Collected data:
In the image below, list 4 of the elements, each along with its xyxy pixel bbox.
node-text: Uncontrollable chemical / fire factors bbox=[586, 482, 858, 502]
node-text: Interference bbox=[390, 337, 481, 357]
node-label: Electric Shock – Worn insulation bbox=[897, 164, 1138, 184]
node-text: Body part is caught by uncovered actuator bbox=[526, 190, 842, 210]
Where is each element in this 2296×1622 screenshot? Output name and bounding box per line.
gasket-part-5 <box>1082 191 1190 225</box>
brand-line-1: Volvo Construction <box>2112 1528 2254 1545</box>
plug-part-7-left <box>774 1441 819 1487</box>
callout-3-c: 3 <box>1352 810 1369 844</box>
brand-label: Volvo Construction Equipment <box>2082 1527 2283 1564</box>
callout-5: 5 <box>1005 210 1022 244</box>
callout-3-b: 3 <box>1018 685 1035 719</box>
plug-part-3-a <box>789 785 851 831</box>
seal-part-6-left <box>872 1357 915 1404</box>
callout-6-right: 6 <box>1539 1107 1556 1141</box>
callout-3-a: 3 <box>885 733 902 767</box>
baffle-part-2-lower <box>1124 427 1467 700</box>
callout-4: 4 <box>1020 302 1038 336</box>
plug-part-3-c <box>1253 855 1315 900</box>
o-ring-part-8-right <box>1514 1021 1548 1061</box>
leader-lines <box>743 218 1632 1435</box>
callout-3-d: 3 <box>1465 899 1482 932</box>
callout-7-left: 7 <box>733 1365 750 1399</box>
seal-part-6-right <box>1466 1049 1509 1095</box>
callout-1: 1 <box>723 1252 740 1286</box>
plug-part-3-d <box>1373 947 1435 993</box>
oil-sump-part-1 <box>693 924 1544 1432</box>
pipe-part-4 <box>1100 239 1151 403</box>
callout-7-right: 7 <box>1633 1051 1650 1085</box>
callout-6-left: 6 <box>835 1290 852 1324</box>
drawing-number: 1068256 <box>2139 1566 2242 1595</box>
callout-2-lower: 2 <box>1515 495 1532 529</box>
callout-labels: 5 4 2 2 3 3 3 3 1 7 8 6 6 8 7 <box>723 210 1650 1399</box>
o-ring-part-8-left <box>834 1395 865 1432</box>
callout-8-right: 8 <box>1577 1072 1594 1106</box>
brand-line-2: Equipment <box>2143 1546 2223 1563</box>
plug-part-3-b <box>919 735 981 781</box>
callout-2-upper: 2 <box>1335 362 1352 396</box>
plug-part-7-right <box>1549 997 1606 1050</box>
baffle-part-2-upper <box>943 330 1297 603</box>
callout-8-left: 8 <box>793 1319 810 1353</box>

REQUIRED TASK:
Reproduce all of the rows above, substituting "marker" for each occurrence of "callout" and keeping everything else identical.

TASK RESULT:
In the image below, list 4 of the elements, each along with its xyxy pixel bbox.
node-text: Uncontrollable chemical / fire factors bbox=[586, 482, 858, 502]
node-text: Interference bbox=[390, 337, 481, 357]
node-label: Electric Shock – Worn insulation bbox=[897, 164, 1138, 184]
node-text: Body part is caught by uncovered actuator bbox=[526, 190, 842, 210]
Where is each element in this 2296×1622 screenshot? Output name and bounding box per line.
gasket-part-5 <box>1082 191 1190 225</box>
brand-line-1: Volvo Construction <box>2112 1528 2254 1545</box>
plug-part-7-left <box>774 1441 819 1487</box>
marker-3-c: 3 <box>1352 810 1369 844</box>
brand-label: Volvo Construction Equipment <box>2082 1527 2283 1564</box>
marker-5: 5 <box>1005 210 1022 244</box>
marker-3-b: 3 <box>1018 685 1035 719</box>
plug-part-3-a <box>789 785 851 831</box>
seal-part-6-left <box>872 1357 915 1404</box>
marker-6-right: 6 <box>1539 1107 1556 1141</box>
marker-3-a: 3 <box>885 733 902 767</box>
baffle-part-2-lower <box>1124 427 1467 700</box>
marker-4: 4 <box>1020 302 1038 336</box>
plug-part-3-c <box>1253 855 1315 900</box>
o-ring-part-8-right <box>1514 1021 1548 1061</box>
leader-lines <box>743 218 1632 1435</box>
marker-3-d: 3 <box>1465 899 1482 932</box>
marker-7-left: 7 <box>733 1365 750 1399</box>
seal-part-6-right <box>1466 1049 1509 1095</box>
marker-1: 1 <box>723 1252 740 1286</box>
plug-part-3-d <box>1373 947 1435 993</box>
oil-sump-part-1 <box>693 924 1544 1432</box>
pipe-part-4 <box>1100 239 1151 403</box>
marker-7-right: 7 <box>1633 1051 1650 1085</box>
marker-6-left: 6 <box>835 1290 852 1324</box>
drawing-number: 1068256 <box>2139 1566 2242 1595</box>
marker-2-lower: 2 <box>1515 495 1532 529</box>
marker-labels: 5 4 2 2 3 3 3 3 1 7 8 6 6 8 7 <box>723 210 1650 1399</box>
o-ring-part-8-left <box>834 1395 865 1432</box>
marker-8-right: 8 <box>1577 1072 1594 1106</box>
brand-line-2: Equipment <box>2143 1546 2223 1563</box>
plug-part-3-b <box>919 735 981 781</box>
marker-2-upper: 2 <box>1335 362 1352 396</box>
plug-part-7-right <box>1549 997 1606 1050</box>
baffle-part-2-upper <box>943 330 1297 603</box>
marker-8-left: 8 <box>793 1319 810 1353</box>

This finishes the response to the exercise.